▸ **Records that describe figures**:
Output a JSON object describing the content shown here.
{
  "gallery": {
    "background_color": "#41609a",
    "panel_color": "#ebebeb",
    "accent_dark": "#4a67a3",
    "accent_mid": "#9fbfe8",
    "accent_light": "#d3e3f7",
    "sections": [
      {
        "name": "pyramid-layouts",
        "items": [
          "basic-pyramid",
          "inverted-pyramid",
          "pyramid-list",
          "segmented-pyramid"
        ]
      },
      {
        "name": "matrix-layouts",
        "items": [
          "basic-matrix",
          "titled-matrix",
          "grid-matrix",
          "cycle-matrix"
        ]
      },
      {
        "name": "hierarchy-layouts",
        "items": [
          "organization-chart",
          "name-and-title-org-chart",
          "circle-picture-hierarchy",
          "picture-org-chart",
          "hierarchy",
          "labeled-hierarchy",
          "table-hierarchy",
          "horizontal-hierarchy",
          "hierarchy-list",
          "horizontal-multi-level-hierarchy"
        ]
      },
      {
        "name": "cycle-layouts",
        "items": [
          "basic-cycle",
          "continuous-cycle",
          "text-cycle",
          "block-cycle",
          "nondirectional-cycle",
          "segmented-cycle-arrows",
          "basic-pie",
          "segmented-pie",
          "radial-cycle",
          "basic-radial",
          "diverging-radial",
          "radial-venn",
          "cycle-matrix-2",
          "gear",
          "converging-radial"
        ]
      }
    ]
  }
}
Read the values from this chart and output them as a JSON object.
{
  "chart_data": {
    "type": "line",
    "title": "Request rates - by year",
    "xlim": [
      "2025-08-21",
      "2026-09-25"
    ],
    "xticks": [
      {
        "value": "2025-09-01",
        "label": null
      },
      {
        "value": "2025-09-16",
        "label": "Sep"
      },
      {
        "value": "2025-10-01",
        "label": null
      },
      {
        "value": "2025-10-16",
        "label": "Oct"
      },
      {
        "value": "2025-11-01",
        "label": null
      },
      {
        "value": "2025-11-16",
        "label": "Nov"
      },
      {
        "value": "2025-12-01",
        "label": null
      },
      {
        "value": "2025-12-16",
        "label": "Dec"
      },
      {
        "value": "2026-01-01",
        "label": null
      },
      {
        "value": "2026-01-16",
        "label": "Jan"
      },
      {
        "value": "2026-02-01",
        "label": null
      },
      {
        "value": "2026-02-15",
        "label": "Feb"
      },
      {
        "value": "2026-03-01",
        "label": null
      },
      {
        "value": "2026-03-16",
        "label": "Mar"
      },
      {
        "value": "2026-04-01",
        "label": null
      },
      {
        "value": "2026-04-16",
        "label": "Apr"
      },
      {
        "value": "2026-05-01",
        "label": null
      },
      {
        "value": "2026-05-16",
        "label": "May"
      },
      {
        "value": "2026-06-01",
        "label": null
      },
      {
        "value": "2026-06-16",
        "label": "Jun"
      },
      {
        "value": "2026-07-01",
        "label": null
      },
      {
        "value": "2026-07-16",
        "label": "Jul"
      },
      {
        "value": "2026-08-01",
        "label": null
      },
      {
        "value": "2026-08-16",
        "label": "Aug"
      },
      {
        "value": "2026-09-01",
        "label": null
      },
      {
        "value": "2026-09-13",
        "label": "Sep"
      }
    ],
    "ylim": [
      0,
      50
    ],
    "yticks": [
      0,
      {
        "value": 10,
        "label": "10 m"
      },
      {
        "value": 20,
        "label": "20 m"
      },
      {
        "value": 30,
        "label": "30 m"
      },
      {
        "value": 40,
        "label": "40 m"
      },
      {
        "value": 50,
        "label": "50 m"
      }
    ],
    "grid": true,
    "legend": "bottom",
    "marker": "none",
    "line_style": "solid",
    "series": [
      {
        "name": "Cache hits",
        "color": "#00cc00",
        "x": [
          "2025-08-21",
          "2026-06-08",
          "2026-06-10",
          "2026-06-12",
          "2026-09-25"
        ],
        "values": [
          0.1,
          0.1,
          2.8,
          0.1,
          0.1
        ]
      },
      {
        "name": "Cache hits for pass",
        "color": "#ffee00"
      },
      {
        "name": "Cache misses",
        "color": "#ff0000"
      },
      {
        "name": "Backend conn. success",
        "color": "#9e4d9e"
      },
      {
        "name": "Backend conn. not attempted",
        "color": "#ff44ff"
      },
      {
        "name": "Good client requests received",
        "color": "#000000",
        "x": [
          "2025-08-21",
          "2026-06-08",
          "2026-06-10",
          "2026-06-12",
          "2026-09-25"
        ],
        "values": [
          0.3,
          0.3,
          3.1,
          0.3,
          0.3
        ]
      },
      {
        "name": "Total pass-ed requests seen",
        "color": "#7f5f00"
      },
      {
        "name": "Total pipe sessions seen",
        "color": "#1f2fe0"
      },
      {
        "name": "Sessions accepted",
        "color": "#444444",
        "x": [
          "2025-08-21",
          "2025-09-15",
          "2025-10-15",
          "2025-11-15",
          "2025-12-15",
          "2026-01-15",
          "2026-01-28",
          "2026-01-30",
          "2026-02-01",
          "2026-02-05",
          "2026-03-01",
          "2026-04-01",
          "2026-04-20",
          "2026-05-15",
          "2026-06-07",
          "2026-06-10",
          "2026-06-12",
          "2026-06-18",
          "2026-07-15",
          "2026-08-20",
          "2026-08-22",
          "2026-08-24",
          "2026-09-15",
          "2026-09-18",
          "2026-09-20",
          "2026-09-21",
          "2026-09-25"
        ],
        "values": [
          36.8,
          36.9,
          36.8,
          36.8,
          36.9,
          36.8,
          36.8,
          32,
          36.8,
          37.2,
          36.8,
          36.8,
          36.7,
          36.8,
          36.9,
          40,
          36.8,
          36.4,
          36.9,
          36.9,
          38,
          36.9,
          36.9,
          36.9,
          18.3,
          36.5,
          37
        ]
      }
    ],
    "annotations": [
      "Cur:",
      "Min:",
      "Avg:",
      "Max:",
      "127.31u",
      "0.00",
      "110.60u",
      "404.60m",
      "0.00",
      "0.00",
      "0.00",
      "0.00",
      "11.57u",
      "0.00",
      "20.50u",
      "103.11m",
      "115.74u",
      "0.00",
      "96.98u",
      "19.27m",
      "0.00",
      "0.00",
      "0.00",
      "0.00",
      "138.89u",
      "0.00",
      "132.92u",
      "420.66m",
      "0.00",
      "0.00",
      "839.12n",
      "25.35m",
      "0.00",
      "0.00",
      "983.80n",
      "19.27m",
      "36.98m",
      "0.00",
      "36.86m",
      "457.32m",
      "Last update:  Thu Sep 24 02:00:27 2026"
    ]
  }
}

▸ **Given request**:
Using the data above, copy each line that contains "matrix".

▸ **Written response**:
        "name": "matrix-layouts",
          "basic-matrix",
          "titled-matrix",
          "grid-matrix",
          "cycle-matrix"
          "cycle-matrix-2",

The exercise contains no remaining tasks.